━━ Dataset ━━

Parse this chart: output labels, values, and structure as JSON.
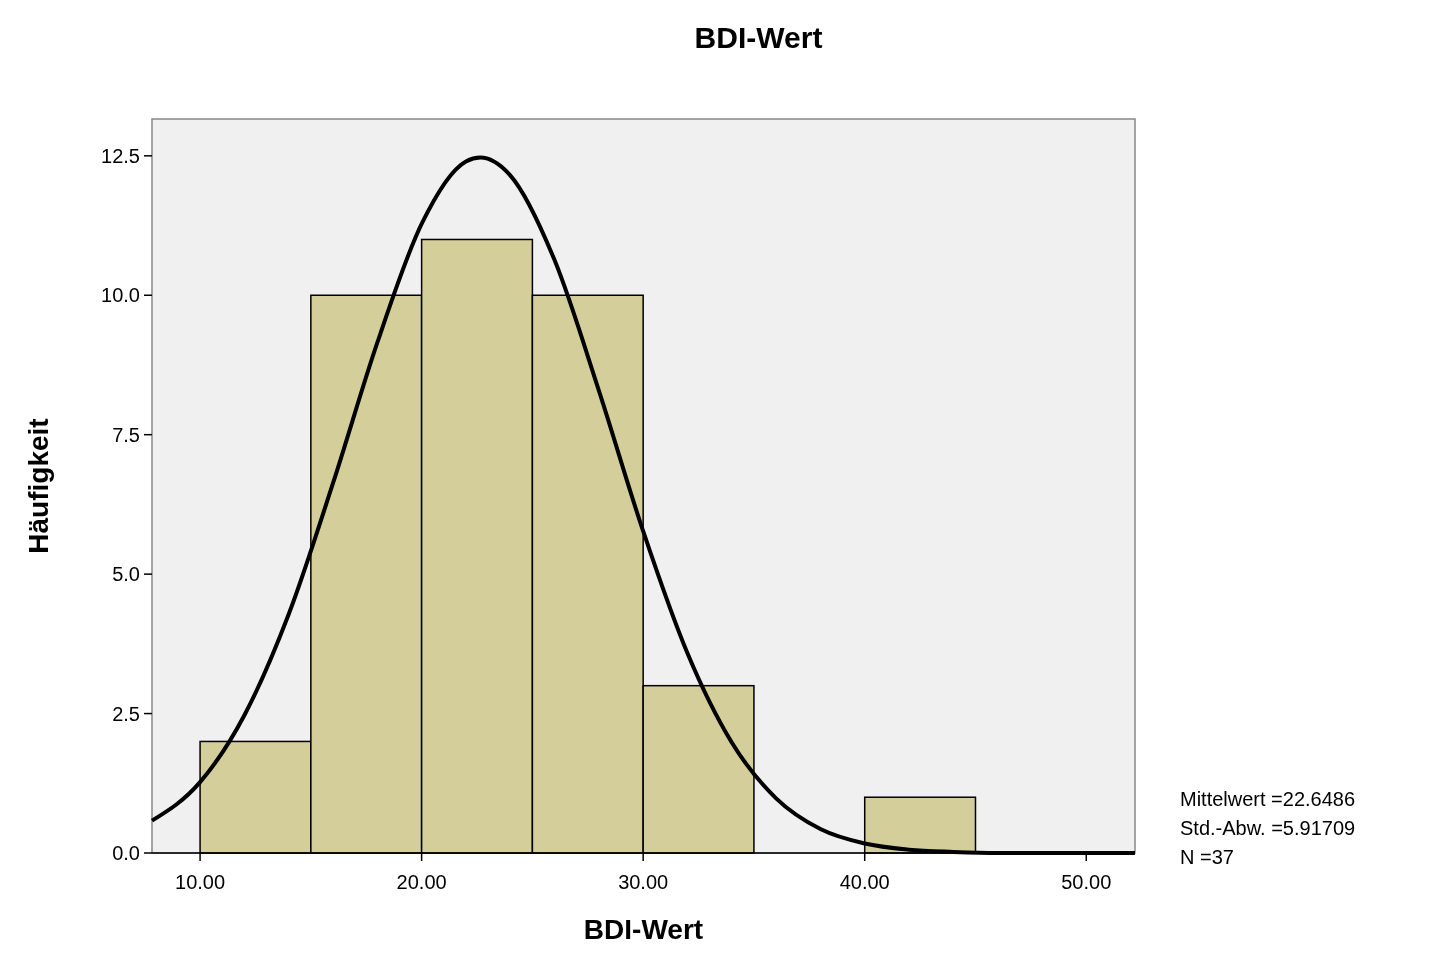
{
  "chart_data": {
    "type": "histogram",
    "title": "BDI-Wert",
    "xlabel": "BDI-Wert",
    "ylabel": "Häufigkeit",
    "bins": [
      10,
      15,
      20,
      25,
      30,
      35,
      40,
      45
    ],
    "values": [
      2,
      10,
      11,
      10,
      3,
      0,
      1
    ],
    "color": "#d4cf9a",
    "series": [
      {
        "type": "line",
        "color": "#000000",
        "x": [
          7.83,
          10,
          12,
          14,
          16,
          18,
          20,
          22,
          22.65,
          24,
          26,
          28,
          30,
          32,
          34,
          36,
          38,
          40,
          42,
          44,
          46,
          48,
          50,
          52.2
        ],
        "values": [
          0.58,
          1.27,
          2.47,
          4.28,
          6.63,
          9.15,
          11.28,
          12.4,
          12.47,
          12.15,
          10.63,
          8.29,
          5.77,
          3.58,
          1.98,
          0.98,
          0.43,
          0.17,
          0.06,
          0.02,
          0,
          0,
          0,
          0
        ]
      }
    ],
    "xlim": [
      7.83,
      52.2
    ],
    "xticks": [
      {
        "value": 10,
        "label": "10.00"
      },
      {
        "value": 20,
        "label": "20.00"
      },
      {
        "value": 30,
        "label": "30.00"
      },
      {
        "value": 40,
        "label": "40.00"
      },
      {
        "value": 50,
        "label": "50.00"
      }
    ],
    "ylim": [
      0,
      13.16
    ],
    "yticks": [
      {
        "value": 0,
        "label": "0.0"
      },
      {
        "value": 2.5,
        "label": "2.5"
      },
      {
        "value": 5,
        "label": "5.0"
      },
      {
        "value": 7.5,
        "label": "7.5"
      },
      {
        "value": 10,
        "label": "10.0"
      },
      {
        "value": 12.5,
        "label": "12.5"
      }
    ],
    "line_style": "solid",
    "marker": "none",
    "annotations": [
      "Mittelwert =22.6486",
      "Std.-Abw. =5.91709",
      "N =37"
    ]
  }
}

━━━

# Prompt:
Extract from the material all lines containing the string "values".

# Reply to the exercise:
Parse this chart: output labels, values, and structure as JSON.
    "values": [
        "values": [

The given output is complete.